======== Provided material

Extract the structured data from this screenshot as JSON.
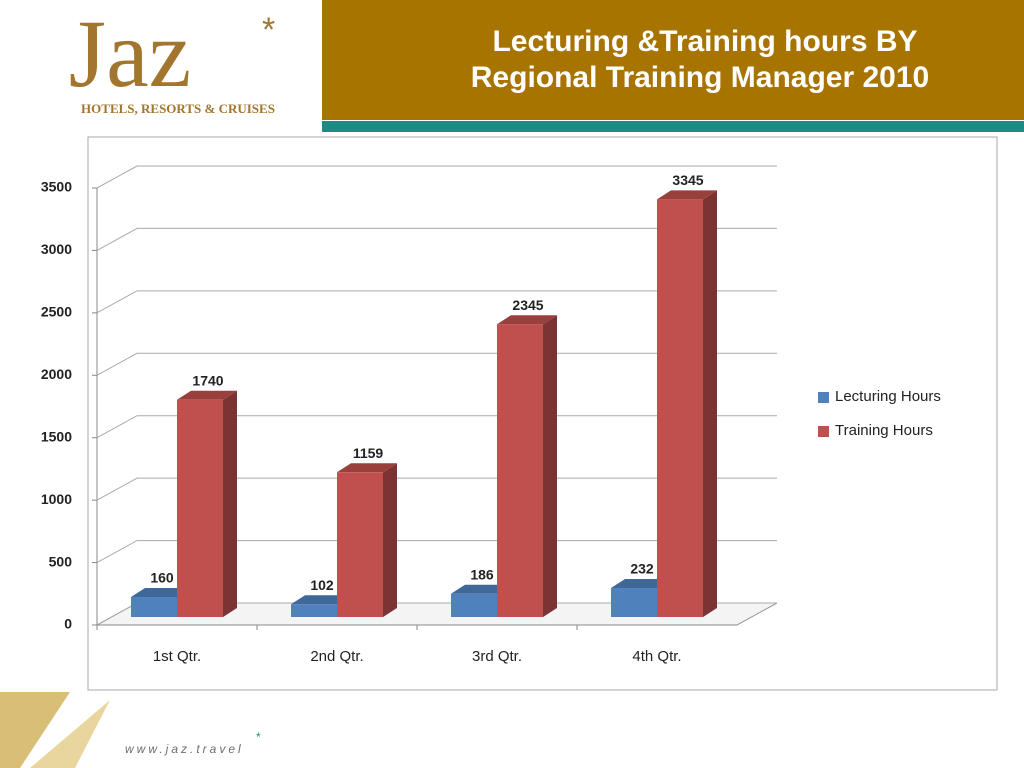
{
  "logo": {
    "name": "Jaz",
    "tagline": "HOTELS, RESORTS & CRUISES"
  },
  "footer": {
    "url": "www.jaz.travel"
  },
  "chart_data": {
    "type": "bar",
    "title": "Lecturing &Training hours BY Regional Training Manager 2010",
    "categories": [
      "1st Qtr.",
      "2nd Qtr.",
      "3rd Qtr.",
      "4th Qtr."
    ],
    "series": [
      {
        "name": "Lecturing Hours",
        "color": "#4f81bd",
        "values": [
          160,
          102,
          186,
          232
        ]
      },
      {
        "name": "Training Hours",
        "color": "#c0504d",
        "values": [
          1740,
          1159,
          2345,
          3345
        ]
      }
    ],
    "ylim": [
      0,
      3500
    ],
    "yticks": [
      0,
      500,
      1000,
      1500,
      2000,
      2500,
      3000,
      3500
    ],
    "grid": true,
    "legend": "right"
  }
}
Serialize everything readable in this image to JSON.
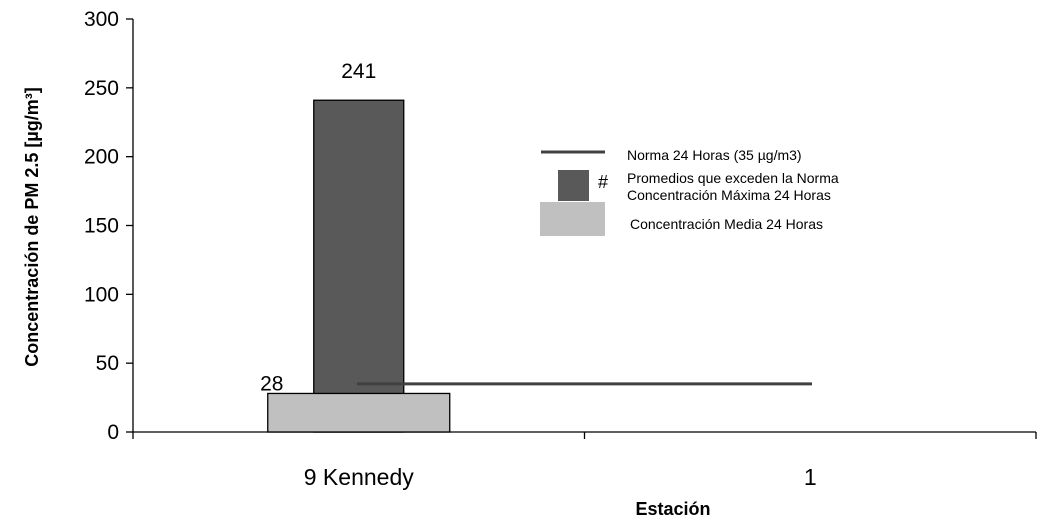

================

What needs to be done: Transcribe each entry above exactly, apart from the pictures.

Task result:
Extract the structured data from this screenshot as JSON.
{
  "logo": {
    "name": "Jaz",
    "tagline": "HOTELS, RESORTS & CRUISES"
  },
  "footer": {
    "url": "www.jaz.travel"
  },
  "chart_data": {
    "type": "bar",
    "title": "Lecturing &Training hours BY Regional Training Manager 2010",
    "categories": [
      "1st Qtr.",
      "2nd Qtr.",
      "3rd Qtr.",
      "4th Qtr."
    ],
    "series": [
      {
        "name": "Lecturing Hours",
        "color": "#4f81bd",
        "values": [
          160,
          102,
          186,
          232
        ]
      },
      {
        "name": "Training Hours",
        "color": "#c0504d",
        "values": [
          1740,
          1159,
          2345,
          3345
        ]
      }
    ],
    "ylim": [
      0,
      3500
    ],
    "yticks": [
      0,
      500,
      1000,
      1500,
      2000,
      2500,
      3000,
      3500
    ],
    "grid": true,
    "legend": "right"
  }
}
Serialize everything readable in this image to JSON.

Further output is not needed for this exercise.